— TASK DETAILS —
Go through the listing beneath this task and return every line that carries the string "Wind".

— Start DATASET CONTENT —

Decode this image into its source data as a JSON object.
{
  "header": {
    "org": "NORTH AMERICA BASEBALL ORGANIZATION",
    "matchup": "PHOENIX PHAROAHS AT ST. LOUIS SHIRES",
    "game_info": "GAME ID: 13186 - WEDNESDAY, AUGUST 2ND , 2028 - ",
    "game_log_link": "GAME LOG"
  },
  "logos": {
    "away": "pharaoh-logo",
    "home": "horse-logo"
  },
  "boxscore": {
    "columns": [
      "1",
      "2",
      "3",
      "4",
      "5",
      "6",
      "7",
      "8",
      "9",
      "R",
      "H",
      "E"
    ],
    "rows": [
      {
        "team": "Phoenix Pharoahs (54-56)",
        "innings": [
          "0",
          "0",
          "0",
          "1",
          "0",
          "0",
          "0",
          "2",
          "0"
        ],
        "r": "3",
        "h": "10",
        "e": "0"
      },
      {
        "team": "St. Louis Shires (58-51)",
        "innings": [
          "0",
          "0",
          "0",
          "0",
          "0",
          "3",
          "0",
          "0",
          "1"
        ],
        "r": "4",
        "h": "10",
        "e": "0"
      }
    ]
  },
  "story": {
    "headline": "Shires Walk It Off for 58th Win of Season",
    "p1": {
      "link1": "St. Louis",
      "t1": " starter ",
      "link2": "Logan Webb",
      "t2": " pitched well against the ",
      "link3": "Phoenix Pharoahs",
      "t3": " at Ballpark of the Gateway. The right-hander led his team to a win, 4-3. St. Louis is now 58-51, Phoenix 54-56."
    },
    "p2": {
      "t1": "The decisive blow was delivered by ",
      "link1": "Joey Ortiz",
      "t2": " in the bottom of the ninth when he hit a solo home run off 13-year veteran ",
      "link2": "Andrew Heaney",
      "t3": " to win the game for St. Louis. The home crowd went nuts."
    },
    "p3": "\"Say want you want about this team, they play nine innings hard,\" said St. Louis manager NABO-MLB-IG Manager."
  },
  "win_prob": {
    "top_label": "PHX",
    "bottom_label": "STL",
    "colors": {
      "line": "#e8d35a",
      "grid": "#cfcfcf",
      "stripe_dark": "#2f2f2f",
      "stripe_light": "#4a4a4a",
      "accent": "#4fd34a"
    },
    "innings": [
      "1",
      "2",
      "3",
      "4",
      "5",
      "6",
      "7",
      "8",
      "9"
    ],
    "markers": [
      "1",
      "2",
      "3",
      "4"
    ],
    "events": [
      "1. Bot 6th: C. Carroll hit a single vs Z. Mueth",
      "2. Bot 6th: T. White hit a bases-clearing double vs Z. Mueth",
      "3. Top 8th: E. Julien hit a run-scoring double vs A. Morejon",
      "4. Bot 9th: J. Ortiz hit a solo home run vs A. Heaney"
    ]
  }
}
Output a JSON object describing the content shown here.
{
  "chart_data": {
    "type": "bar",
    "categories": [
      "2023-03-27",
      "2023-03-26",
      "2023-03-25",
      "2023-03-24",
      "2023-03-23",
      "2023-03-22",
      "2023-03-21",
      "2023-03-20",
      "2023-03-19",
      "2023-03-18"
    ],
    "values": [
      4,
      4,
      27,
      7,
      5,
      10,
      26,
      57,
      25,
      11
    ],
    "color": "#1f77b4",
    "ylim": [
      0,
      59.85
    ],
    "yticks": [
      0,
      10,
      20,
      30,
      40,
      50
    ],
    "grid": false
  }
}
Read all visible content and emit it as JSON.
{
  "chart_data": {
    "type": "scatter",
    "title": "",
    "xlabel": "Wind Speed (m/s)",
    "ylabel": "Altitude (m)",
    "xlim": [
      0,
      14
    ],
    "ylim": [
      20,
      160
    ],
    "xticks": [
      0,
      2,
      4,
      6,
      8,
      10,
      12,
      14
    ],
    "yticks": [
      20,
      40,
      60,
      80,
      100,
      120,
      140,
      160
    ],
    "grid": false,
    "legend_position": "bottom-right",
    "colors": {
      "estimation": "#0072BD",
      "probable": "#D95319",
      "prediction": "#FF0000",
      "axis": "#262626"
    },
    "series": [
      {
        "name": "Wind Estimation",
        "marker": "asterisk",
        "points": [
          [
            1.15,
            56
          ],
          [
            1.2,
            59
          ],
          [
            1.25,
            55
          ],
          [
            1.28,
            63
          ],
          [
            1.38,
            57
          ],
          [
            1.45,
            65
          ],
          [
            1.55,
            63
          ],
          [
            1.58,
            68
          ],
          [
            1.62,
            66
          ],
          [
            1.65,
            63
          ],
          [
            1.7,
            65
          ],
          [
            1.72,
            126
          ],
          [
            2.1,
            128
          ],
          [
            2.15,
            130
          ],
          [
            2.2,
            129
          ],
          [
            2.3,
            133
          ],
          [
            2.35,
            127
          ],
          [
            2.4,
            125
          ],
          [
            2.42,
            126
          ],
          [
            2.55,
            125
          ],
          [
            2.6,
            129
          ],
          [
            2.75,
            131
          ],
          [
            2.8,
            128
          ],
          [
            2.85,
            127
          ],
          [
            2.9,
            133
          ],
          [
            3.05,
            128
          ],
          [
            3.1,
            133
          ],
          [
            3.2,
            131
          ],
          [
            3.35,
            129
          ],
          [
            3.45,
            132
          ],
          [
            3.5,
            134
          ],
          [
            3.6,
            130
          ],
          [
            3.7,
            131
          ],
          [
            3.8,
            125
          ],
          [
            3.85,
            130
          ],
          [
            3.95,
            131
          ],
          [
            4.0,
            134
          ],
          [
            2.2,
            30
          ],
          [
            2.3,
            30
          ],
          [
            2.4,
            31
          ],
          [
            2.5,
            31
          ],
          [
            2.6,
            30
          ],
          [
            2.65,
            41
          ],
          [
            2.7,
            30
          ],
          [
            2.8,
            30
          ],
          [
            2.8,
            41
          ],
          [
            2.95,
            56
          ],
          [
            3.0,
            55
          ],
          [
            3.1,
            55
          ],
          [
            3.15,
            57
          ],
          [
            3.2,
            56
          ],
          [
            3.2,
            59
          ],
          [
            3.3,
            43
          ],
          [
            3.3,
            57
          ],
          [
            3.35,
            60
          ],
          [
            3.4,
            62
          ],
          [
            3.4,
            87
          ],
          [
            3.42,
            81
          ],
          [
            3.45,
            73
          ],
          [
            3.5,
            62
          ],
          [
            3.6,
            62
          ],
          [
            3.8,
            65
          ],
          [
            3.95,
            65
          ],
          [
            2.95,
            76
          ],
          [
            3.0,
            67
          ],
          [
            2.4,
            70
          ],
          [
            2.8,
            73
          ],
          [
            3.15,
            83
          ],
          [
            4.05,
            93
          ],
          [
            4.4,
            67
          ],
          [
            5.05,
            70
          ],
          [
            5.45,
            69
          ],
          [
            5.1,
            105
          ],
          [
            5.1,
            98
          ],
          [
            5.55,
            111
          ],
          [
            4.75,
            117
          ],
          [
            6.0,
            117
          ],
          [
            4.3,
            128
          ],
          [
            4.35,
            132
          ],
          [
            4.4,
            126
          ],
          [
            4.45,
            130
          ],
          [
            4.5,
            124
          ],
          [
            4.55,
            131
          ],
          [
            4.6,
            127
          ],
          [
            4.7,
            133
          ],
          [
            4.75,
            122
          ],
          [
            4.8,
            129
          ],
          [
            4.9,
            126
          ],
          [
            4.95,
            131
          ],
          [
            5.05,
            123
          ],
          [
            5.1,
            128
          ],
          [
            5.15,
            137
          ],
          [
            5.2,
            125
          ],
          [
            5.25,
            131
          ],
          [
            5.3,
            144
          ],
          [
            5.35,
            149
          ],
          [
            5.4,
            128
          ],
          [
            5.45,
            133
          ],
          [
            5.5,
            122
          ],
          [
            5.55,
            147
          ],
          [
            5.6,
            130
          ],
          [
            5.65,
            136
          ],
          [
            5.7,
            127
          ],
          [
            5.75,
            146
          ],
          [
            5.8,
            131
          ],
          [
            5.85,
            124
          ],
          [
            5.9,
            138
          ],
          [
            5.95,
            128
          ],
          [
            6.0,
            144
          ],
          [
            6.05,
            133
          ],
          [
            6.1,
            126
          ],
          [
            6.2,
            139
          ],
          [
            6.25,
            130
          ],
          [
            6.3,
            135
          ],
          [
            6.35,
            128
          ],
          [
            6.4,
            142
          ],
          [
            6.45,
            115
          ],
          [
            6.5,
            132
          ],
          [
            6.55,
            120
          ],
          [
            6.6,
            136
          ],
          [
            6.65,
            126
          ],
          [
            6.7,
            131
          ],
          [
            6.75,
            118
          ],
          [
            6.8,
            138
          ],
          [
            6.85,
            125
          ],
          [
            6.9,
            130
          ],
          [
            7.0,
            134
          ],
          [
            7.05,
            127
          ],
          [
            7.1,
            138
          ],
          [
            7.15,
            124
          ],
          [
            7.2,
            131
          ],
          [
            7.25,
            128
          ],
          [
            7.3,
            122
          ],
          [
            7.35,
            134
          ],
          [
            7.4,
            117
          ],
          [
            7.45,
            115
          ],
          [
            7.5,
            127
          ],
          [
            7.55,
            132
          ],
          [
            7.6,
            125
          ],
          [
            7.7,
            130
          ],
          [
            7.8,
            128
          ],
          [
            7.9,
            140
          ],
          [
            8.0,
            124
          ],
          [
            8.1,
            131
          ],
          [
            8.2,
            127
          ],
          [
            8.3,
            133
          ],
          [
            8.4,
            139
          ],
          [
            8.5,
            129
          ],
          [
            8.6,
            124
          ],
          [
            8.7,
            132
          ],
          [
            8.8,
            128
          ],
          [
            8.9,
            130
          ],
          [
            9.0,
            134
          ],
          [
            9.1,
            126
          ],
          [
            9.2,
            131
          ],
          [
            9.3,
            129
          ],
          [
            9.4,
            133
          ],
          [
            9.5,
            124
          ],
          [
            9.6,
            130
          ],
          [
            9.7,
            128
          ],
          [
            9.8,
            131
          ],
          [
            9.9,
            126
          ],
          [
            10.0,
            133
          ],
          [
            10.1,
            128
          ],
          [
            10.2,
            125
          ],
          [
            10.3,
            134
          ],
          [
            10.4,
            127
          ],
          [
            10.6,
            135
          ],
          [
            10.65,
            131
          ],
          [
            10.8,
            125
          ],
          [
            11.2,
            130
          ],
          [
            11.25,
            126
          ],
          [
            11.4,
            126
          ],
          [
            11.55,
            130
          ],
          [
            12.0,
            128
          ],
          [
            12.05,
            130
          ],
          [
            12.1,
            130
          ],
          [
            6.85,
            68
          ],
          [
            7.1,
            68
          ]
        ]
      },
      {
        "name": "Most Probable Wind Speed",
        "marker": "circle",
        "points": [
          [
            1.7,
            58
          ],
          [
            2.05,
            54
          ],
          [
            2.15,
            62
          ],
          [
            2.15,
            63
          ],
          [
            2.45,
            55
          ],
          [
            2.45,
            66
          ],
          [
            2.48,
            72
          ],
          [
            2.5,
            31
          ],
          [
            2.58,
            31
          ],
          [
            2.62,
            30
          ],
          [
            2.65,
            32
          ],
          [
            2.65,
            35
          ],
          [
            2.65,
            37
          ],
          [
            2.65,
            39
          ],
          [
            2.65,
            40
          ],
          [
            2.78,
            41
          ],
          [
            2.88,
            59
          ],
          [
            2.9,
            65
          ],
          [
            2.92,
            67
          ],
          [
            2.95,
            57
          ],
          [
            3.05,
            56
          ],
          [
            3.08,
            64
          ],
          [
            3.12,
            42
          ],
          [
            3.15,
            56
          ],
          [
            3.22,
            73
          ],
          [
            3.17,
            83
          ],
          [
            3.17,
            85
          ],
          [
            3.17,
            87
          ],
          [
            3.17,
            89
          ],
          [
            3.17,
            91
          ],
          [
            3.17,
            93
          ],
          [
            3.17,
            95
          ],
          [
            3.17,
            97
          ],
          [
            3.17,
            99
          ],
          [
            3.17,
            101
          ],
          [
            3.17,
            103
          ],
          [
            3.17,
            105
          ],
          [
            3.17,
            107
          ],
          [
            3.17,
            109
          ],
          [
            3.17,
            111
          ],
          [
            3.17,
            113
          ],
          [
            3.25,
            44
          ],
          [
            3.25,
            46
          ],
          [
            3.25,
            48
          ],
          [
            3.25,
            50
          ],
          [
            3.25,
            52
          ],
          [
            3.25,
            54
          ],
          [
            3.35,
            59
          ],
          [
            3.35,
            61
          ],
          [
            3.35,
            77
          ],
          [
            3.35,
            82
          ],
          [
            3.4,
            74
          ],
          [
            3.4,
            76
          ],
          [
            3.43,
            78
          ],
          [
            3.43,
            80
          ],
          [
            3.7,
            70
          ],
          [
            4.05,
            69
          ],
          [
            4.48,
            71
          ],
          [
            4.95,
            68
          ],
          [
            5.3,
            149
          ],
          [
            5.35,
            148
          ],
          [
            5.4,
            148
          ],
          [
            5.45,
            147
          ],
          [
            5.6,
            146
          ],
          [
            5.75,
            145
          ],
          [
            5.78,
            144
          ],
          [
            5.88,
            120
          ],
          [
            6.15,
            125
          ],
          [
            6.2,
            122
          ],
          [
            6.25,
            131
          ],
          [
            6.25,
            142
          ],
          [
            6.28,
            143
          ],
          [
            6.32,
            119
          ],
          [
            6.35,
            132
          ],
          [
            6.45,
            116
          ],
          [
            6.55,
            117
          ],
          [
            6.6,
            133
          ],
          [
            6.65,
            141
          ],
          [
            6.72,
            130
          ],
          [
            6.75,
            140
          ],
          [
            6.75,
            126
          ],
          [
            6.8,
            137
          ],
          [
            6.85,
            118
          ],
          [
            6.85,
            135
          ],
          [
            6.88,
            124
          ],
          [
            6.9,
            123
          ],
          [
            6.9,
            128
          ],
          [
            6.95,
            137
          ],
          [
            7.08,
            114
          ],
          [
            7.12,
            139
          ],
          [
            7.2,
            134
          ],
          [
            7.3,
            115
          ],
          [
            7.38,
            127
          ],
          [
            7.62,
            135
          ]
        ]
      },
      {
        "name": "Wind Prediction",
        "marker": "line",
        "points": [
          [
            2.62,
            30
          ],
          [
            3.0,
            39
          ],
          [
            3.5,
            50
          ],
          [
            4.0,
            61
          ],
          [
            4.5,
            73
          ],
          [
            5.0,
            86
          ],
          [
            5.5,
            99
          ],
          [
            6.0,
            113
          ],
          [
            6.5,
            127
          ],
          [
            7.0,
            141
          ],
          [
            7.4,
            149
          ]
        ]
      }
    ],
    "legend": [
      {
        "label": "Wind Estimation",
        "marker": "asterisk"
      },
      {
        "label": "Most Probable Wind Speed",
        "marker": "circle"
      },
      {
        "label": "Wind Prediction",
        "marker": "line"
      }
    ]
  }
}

— End DATASET CONTENT —

— ANSWER BELOW —
    "xlabel": "Wind Speed (m/s)",
        "name": "Wind Estimation",
        "name": "Most Probable Wind Speed",
        "name": "Wind Prediction",
        "label": "Wind Estimation",
        "label": "Most Probable Wind Speed",
        "label": "Wind Prediction",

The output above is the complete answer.